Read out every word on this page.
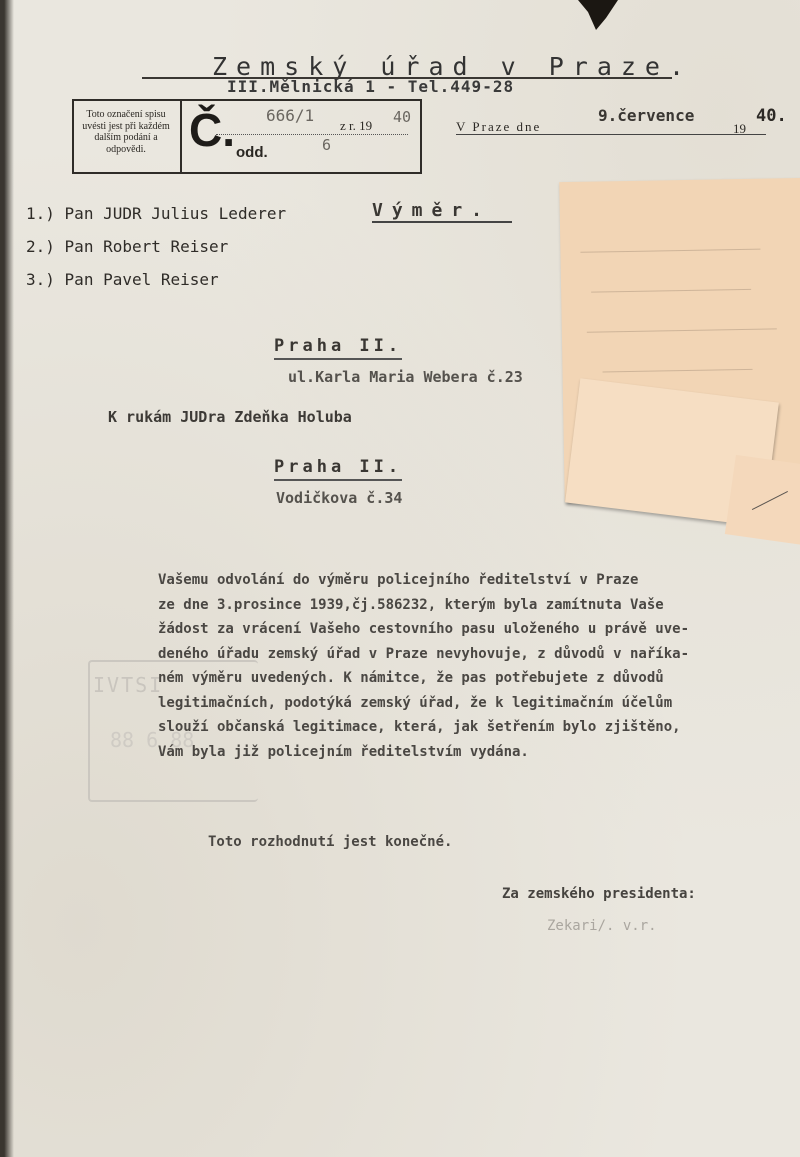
Zemský úřad v Praze.
III.Mělnická 1 - Tel.449-28
Toto označení spisu uvésti jest při každém dalším podání a odpovědi. Č. 666/1
z r. 19 40
odd.	6
V Praze dne
9.července
19
40.
1.) Pan JUDR Julius Lederer
2.) Pan Robert Reiser
3.) Pan Pavel Reiser
Výměr.
Praha II.
ul.Karla Maria Webera č.23
K rukám JUDra Zdeňka Holuba
Praha II.
Vodičkova č.34
IVTSI
88 6 88

Vašemu odvolání do výměru policejního ředitelství v Praze

ze dne 3.prosince 1939,čj.586232, kterým byla zamítnuta Vaše

žádost za vrácení Vašeho cestovního pasu uloženého u právě uve-

deného úřadu zemský úřad v Praze nevyhovuje, z důvodů v naříka-

ném výměru uvedených. K námitce, že pas potřebujete z důvodů

legitimačních, podotýká zemský úřad, že k legitimačním účelům

slouží občanská legitimace, která, jak šetřením bylo zjištěno,

Vám byla již policejním ředitelstvím vydána.

Toto rozhodnutí jest konečné.
Za zemského presidenta:
Zekari/. v.r.
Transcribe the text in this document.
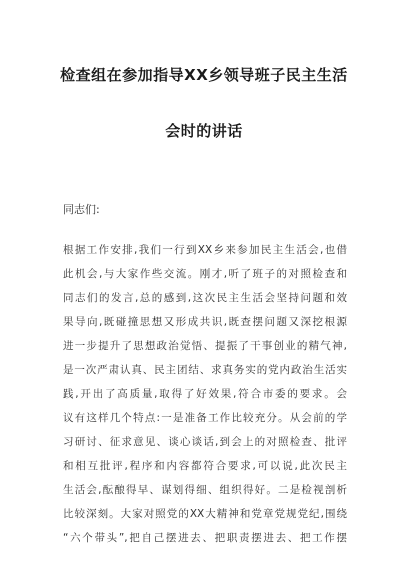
检查组在参加指导XX乡领导班子民主生活
会时的讲话
同志们:
根据工作安排,我们一行到XX乡来参加民主生活会,也借
此机会,与大家作些交流。刚才,听了班子的对照检查和
同志们的发言,总的感到,这次民主生活会坚持问题和效
果导向,既碰撞思想又形成共识,既查摆问题又深挖根源
进一步提升了思想政治觉悟、提振了干事创业的精气神,
是一次严肃认真、民主团结、求真务实的党内政治生活实
践,开出了高质量,取得了好效果,符合市委的要求。会
议有这样几个特点:一是准备工作比较充分。从会前的学
习研讨、征求意见、谈心谈话,到会上的对照检查、批评
和相互批评,程序和内容都符合要求,可以说,此次民主
生活会,酝酿得早、谋划得细、组织得好。二是检视剖析
比较深刻。大家对照党的XX大精神和党章党规党纪,围绕
“六个带头”,把自己摆进去、把职责摆进去、把工作摆
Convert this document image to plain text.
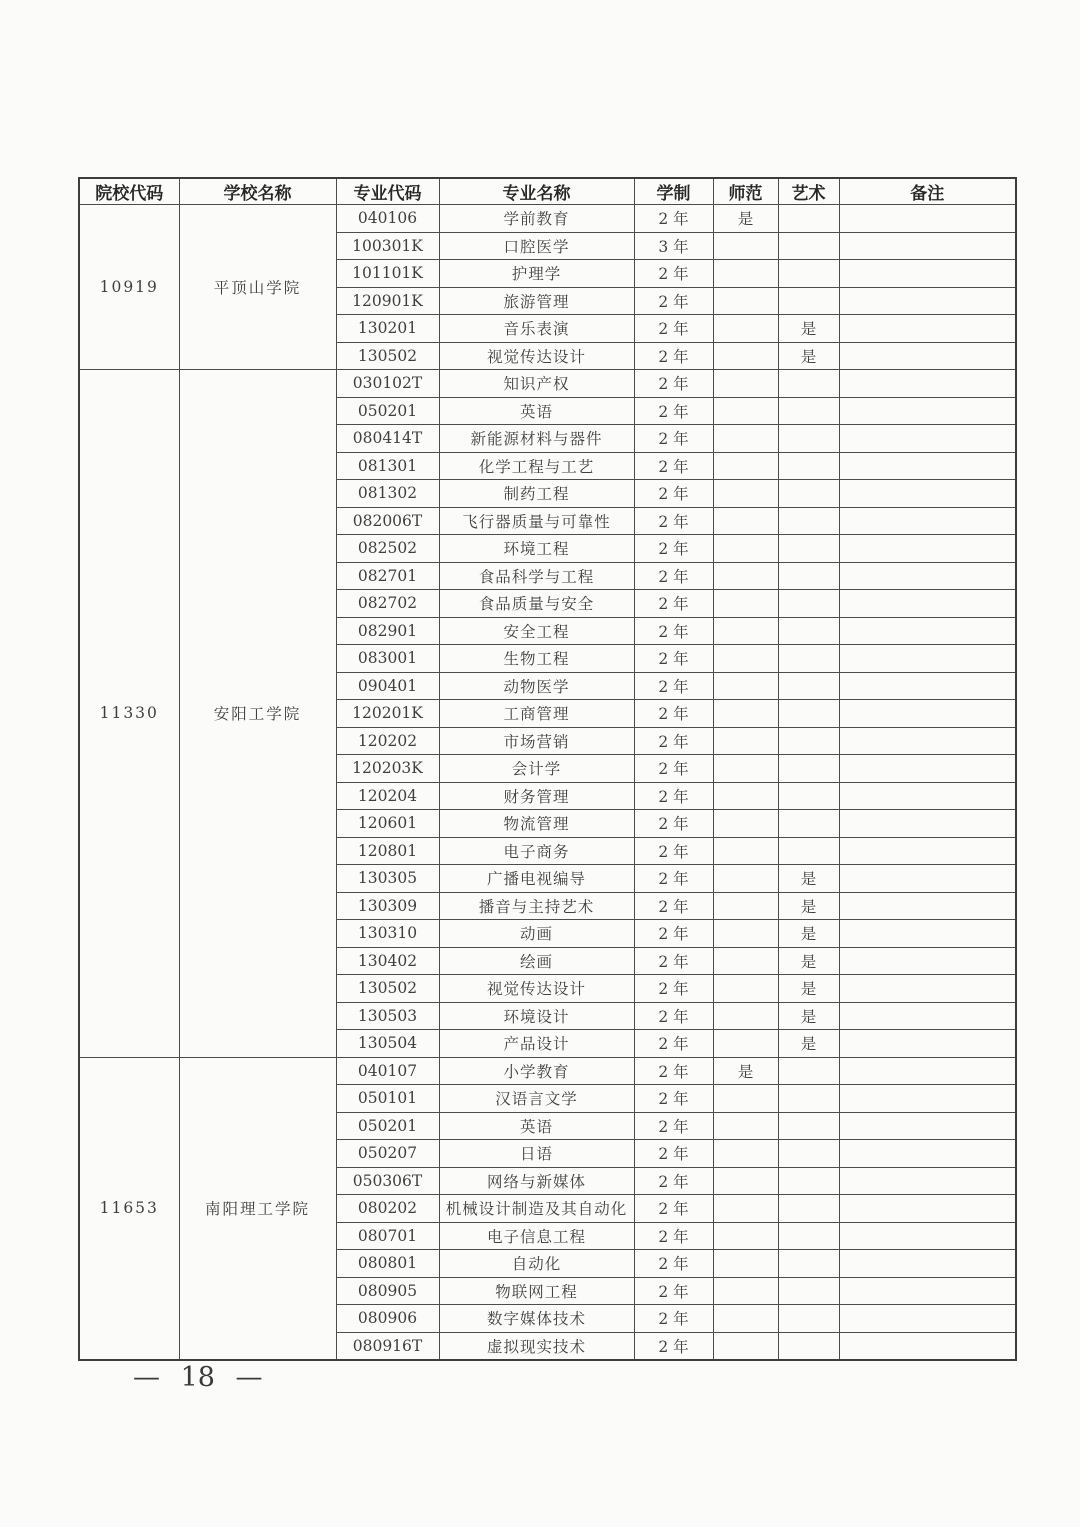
院校代码	学校名称	专业代码	专业名称	学制	师范	艺术	备注
10919	平顶山学院	040106	学前教育	2 年	是		
		100301K	口腔医学	3 年			
		101101K	护理学	2 年			
		120901K	旅游管理	2 年			
		130201	音乐表演	2 年		是	
		130502	视觉传达设计	2 年		是	
11330	安阳工学院	030102T	知识产权	2 年			
		050201	英语	2 年			
		080414T	新能源材料与器件	2 年			
		081301	化学工程与工艺	2 年			
		081302	制药工程	2 年			
		082006T	飞行器质量与可靠性	2 年			
		082502	环境工程	2 年			
		082701	食品科学与工程	2 年			
		082702	食品质量与安全	2 年			
		082901	安全工程	2 年			
		083001	生物工程	2 年			
		090401	动物医学	2 年			
		120201K	工商管理	2 年			
		120202	市场营销	2 年			
		120203K	会计学	2 年			
		120204	财务管理	2 年			
		120601	物流管理	2 年			
		120801	电子商务	2 年			
		130305	广播电视编导	2 年		是	
		130309	播音与主持艺术	2 年		是	
		130310	动画	2 年		是	
		130402	绘画	2 年		是	
		130502	视觉传达设计	2 年		是	
		130503	环境设计	2 年		是	
		130504	产品设计	2 年		是	
11653	南阳理工学院	040107	小学教育	2 年	是		
		050101	汉语言文学	2 年			
		050201	英语	2 年			
		050207	日语	2 年			
		050306T	网络与新媒体	2 年			
		080202	机械设计制造及其自动化	2 年			
		080701	电子信息工程	2 年			
		080801	自动化	2 年			
		080905	物联网工程	2 年			
		080906	数字媒体技术	2 年			
		080916T	虚拟现实技术	2 年			
— 18 —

> Instructions to follow
Collect from the data above every line that includes "Praze".

> The reply
Zemský úřad v Praze.
V Praze dne
Vašemu odvolání do výměru policejního ředitelství v Praze
deného úřadu zemský úřad v Praze nevyhovuje, z důvodů v naříka-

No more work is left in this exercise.